● DATASET RECORDS

══════

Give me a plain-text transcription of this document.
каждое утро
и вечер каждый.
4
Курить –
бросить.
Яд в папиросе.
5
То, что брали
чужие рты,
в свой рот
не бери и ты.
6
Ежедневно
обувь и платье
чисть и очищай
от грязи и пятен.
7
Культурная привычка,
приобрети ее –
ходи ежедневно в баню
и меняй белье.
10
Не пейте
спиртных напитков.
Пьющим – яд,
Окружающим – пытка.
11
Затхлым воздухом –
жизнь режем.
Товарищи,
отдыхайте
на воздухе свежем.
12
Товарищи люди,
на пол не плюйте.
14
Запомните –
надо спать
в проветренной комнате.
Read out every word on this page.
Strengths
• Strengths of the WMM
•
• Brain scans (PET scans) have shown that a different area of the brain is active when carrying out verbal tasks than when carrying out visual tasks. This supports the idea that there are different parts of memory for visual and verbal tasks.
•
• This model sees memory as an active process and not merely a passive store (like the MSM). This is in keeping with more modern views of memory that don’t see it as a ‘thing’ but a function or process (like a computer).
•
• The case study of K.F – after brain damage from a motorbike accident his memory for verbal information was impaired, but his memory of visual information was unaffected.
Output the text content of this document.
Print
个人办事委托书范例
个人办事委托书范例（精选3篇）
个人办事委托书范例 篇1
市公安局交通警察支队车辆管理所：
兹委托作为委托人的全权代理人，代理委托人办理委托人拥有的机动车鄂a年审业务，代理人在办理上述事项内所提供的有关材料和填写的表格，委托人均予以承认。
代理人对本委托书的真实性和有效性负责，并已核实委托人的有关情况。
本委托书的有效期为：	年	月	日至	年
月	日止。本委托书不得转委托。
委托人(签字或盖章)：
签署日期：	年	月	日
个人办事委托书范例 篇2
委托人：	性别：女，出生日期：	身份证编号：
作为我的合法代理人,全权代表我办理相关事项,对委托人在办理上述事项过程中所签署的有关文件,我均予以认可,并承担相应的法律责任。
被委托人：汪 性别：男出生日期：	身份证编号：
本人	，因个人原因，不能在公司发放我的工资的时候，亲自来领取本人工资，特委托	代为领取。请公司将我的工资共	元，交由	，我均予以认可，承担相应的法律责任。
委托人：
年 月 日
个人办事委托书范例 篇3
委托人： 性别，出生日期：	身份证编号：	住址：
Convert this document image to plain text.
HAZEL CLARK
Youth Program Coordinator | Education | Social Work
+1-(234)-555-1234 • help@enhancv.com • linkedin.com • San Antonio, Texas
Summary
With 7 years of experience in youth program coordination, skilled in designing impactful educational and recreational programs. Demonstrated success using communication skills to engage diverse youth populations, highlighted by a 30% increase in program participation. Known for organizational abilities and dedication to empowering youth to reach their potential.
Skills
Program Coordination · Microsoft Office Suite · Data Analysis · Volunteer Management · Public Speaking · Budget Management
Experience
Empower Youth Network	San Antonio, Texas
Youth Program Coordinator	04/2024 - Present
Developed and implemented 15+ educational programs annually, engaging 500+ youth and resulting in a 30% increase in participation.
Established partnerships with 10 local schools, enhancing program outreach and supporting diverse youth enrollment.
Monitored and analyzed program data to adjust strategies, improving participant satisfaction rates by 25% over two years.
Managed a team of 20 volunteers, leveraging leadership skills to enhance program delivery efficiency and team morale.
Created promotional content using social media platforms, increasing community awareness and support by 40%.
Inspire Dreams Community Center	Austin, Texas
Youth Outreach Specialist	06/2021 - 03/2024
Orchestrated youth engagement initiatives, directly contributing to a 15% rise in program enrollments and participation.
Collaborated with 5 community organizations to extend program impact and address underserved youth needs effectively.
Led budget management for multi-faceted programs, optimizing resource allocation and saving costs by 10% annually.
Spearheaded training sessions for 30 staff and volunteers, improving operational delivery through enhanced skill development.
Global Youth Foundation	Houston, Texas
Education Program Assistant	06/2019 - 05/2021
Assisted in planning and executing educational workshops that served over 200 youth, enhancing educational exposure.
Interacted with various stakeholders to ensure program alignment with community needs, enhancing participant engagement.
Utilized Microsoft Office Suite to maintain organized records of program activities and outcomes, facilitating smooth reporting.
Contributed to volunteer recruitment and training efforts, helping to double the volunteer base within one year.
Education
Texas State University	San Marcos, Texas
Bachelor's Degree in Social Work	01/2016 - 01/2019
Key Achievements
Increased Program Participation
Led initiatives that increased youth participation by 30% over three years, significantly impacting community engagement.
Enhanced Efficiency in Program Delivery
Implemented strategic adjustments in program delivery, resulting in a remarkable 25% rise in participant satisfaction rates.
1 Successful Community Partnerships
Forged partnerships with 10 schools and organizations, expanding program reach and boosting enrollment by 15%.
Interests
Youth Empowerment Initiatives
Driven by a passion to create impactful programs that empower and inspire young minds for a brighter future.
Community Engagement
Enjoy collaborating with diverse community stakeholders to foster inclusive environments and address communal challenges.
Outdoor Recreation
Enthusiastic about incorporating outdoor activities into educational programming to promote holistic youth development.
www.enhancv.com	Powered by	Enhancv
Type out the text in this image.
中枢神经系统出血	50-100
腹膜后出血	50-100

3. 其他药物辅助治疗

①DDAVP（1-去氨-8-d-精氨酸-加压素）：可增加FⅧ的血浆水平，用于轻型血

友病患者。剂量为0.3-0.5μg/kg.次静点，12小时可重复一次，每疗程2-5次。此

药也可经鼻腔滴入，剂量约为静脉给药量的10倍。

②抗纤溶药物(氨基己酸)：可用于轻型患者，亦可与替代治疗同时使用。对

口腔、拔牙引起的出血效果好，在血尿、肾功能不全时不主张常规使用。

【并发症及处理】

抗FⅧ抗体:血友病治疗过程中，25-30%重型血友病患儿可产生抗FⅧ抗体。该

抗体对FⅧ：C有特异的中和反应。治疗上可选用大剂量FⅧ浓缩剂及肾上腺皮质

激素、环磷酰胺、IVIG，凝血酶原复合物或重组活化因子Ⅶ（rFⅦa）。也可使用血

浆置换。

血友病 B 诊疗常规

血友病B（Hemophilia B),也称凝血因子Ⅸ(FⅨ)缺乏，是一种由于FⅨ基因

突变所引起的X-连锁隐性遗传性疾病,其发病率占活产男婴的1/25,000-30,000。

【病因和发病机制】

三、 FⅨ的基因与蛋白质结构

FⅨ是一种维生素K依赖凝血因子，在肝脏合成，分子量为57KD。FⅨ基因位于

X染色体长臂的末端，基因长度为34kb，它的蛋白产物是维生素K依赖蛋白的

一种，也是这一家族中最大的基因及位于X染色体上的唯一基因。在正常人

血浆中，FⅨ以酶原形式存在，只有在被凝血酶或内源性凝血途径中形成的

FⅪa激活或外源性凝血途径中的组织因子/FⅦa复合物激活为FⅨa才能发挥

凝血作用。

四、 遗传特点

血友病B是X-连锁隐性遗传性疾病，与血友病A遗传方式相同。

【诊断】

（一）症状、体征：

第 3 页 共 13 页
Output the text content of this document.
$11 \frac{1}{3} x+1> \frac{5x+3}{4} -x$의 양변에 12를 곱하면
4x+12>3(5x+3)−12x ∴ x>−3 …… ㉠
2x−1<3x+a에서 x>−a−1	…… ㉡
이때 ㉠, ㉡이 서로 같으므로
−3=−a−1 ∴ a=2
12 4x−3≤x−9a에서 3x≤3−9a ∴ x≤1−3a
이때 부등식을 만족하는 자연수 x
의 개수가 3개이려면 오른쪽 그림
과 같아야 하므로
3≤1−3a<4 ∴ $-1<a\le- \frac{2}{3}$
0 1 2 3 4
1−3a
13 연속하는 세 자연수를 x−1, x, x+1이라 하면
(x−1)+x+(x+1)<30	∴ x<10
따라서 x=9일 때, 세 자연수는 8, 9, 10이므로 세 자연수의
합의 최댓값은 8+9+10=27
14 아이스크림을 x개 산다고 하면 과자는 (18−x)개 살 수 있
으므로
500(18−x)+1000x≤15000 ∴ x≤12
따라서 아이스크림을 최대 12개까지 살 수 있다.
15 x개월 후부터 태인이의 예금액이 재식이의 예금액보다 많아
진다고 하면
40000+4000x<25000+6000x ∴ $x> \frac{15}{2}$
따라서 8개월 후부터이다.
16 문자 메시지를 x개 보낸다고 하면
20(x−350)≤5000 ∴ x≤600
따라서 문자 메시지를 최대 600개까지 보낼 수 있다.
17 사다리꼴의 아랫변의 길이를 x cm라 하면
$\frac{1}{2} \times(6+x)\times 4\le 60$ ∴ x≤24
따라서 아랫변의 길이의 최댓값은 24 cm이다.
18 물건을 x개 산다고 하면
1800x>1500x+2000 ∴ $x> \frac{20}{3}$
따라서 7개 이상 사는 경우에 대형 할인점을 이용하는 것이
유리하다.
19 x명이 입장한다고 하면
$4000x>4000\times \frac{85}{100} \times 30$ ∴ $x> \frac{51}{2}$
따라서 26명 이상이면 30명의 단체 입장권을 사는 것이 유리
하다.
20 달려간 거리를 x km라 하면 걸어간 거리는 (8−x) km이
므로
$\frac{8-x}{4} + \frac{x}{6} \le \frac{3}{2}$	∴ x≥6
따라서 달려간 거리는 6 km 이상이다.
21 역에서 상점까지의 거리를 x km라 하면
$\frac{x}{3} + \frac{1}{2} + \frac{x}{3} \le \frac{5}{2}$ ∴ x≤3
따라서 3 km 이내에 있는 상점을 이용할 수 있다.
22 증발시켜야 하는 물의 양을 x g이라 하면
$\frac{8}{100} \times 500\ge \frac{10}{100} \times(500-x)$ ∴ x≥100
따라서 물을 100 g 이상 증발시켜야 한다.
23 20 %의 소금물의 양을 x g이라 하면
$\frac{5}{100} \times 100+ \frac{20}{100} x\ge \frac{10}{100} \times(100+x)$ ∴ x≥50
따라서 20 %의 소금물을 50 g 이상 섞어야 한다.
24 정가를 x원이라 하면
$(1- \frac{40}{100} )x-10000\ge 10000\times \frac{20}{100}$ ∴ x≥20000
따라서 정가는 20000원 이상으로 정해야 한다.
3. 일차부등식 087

══════

● OBJECTIVE
Within the data above, pick out all lines holding the word "rates".

● SOLUTION
Monitored and analyzed program data to adjust strategies, improving participant satisfaction rates by 25% over two years.
Implemented strategic adjustments in program delivery, resulting in a remarkable 25% rise in participant satisfaction rates.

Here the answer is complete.